Rows from a dataset:
________________________

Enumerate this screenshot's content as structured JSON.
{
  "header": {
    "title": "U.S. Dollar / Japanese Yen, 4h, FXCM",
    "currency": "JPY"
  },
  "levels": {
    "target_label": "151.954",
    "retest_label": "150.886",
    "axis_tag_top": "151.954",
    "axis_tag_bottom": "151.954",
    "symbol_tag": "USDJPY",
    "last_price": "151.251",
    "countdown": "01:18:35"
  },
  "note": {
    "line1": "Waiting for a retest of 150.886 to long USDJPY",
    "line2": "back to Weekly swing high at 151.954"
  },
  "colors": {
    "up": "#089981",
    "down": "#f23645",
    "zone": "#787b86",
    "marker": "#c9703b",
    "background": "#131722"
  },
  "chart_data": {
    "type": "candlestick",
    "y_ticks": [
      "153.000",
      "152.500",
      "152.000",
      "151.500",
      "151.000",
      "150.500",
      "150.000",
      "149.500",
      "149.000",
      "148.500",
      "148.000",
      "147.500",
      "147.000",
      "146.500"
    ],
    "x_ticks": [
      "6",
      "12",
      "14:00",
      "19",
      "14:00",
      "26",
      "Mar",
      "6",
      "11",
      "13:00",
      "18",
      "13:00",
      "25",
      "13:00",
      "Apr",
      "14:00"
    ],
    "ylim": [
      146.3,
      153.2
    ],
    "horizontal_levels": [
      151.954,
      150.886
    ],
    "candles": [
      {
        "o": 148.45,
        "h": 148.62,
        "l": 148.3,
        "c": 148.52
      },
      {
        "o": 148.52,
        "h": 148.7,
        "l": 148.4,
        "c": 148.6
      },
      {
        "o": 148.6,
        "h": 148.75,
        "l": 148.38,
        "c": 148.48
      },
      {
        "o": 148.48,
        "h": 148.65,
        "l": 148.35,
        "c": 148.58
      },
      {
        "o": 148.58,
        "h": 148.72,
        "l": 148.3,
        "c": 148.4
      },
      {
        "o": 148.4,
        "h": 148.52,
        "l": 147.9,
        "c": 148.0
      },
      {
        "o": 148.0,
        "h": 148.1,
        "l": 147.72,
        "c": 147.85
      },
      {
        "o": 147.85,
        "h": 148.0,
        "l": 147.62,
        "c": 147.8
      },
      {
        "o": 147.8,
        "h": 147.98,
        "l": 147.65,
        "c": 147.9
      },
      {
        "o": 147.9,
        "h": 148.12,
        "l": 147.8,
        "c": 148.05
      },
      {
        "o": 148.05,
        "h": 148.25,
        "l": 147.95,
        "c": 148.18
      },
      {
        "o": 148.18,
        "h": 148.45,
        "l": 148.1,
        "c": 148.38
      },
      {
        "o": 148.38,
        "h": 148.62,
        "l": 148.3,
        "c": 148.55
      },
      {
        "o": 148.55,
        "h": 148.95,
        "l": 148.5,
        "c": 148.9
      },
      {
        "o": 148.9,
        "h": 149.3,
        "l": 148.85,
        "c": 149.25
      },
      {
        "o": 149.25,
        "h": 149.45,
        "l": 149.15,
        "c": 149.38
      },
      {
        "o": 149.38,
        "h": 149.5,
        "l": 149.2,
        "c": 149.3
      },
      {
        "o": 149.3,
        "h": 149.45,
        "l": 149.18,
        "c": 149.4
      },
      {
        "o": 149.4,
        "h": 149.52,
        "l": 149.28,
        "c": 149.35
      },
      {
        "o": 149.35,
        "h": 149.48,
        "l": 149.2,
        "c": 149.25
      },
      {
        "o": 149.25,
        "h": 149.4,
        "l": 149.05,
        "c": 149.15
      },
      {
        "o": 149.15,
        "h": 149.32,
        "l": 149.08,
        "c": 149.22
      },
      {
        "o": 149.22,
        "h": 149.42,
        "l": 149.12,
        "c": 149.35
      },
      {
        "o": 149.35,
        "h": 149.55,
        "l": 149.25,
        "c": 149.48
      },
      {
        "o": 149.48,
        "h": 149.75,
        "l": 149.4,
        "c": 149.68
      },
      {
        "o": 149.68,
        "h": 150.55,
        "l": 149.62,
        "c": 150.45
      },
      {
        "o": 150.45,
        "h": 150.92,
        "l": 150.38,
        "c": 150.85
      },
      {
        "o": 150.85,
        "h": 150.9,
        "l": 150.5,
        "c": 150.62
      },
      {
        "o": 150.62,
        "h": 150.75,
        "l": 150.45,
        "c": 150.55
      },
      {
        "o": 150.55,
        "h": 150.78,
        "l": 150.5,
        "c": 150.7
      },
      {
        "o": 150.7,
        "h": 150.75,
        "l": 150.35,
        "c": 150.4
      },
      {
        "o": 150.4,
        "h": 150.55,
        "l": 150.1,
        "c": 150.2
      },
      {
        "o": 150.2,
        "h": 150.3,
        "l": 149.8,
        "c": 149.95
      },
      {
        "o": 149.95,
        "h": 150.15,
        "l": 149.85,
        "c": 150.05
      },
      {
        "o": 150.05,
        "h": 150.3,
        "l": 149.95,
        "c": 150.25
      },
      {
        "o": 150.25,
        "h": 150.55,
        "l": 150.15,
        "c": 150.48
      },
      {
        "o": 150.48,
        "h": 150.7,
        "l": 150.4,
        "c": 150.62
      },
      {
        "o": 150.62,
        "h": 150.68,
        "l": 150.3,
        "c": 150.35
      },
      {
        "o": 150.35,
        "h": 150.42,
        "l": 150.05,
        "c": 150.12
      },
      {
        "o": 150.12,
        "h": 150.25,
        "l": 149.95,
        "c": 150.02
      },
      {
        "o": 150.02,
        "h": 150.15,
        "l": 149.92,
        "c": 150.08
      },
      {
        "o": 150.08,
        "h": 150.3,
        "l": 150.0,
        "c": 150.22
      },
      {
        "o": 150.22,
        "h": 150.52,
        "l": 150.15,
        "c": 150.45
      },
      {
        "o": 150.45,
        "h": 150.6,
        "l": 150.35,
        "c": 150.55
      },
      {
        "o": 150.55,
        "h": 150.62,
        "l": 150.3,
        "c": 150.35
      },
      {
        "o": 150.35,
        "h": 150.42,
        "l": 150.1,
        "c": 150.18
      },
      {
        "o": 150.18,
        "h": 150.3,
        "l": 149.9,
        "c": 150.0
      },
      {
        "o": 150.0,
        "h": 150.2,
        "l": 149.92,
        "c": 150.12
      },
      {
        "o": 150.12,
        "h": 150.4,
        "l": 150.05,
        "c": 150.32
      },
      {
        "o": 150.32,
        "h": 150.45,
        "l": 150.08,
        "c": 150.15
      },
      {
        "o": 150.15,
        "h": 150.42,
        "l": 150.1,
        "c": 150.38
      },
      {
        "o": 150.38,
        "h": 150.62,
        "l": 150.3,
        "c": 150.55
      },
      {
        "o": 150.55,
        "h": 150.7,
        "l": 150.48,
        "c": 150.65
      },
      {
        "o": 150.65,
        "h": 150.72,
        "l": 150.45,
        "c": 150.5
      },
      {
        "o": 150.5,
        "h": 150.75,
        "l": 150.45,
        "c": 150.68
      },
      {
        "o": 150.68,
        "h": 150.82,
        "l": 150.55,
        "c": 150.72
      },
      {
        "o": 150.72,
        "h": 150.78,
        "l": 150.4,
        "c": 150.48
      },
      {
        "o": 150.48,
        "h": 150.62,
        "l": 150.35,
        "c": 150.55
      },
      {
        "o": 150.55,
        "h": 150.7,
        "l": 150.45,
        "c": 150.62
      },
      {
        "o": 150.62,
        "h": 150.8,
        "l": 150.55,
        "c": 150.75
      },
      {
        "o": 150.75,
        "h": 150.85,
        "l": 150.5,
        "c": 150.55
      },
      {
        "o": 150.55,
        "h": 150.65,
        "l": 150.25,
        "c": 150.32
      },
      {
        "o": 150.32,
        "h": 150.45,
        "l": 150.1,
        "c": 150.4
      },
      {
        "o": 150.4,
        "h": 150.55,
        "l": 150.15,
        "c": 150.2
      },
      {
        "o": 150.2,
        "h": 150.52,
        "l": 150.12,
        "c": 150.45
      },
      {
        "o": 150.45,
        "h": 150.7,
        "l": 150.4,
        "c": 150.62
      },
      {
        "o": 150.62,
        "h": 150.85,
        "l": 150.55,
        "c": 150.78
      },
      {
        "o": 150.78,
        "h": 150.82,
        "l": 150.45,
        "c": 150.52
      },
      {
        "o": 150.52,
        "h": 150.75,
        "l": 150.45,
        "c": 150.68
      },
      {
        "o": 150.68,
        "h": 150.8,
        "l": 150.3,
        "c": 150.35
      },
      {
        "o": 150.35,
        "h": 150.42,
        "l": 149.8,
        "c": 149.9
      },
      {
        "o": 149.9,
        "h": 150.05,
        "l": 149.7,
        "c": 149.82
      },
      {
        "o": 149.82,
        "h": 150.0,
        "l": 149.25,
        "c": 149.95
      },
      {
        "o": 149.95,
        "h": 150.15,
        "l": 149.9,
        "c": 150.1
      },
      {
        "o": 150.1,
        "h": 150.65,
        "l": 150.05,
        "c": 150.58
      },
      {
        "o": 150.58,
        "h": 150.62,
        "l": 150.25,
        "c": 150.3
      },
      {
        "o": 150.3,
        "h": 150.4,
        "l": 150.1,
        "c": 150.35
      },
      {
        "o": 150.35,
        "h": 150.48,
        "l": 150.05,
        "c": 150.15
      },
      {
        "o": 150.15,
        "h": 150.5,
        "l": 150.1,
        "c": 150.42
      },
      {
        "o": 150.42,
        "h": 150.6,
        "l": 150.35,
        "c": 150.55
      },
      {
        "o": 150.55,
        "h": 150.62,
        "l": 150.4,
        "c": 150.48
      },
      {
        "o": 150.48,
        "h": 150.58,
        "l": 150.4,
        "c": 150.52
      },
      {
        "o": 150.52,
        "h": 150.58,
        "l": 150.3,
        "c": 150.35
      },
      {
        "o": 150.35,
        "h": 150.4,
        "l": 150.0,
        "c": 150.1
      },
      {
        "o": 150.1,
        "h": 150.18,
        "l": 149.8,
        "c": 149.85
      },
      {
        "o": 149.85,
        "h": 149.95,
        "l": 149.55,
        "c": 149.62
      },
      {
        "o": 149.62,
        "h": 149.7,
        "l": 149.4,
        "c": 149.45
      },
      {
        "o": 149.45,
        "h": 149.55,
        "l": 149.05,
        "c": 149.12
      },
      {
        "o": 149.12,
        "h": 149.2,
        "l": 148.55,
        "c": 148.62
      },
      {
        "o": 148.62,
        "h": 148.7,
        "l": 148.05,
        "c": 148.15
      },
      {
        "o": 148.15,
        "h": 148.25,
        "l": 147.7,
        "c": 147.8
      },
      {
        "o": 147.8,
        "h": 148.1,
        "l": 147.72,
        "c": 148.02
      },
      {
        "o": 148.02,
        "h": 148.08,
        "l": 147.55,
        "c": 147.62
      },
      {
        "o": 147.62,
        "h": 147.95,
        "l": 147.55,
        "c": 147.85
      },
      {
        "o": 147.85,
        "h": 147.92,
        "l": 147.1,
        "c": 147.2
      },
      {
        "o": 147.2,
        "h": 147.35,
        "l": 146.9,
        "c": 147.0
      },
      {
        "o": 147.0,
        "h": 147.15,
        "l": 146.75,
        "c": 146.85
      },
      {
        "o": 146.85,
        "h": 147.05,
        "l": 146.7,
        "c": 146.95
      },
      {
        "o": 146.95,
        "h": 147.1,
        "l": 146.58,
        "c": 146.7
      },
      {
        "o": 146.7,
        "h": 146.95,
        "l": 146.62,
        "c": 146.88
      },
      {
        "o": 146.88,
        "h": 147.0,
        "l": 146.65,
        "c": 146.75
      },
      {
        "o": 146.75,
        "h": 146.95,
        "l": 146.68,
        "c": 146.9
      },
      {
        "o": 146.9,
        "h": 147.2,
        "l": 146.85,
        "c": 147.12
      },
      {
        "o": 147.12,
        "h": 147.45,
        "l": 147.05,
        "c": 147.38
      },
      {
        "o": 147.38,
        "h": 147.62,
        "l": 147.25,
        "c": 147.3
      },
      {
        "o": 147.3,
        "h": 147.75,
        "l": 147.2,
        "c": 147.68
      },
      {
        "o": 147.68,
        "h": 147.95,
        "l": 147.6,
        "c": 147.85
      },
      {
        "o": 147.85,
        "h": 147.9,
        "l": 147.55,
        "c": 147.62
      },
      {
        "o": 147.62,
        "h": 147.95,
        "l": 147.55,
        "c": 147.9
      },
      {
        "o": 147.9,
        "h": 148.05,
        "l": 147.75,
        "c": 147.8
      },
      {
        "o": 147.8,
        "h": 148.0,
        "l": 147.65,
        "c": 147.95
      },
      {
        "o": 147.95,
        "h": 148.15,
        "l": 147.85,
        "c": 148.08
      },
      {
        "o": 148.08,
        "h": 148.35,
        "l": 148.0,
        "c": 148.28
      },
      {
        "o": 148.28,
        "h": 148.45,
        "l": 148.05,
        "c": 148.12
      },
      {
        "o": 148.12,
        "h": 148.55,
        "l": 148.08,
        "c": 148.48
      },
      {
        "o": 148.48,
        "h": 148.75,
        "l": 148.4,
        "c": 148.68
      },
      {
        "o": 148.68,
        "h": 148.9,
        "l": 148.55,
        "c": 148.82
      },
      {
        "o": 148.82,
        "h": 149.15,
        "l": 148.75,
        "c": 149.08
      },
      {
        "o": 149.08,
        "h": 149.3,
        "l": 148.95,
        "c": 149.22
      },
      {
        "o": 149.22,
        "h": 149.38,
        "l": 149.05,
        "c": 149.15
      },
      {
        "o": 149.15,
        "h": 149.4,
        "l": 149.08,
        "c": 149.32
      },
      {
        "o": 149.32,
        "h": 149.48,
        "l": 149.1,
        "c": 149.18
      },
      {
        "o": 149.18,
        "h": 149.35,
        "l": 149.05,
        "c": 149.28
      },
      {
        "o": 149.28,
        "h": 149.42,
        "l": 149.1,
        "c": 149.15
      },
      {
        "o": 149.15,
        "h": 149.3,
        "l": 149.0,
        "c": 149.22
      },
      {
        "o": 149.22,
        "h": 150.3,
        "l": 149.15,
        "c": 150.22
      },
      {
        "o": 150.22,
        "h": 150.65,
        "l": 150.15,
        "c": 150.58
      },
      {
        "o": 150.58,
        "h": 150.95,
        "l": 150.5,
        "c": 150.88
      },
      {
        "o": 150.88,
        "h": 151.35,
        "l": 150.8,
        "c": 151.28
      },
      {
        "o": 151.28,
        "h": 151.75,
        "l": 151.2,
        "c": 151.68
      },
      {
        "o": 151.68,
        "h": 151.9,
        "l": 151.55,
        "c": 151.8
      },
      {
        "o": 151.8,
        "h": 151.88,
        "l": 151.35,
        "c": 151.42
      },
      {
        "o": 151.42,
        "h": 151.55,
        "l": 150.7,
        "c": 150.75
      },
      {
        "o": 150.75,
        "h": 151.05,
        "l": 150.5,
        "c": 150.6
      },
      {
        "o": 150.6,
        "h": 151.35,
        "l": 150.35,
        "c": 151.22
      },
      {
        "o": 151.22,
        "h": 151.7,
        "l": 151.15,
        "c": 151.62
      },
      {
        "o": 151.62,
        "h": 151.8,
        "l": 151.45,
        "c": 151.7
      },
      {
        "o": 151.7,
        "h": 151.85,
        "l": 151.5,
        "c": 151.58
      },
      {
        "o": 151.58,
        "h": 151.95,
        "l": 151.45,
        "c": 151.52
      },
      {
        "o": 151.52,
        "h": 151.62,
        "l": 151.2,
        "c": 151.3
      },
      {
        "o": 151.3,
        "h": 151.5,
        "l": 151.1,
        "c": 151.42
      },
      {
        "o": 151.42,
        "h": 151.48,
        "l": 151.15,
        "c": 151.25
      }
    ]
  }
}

________________________

Task objective:
Keep only the lines that hold the string "USDJPY", and copy them out.

Answer to the problem:
    "symbol_tag": "USDJPY",
    "line1": "Waiting for a retest of 150.886 to long USDJPY",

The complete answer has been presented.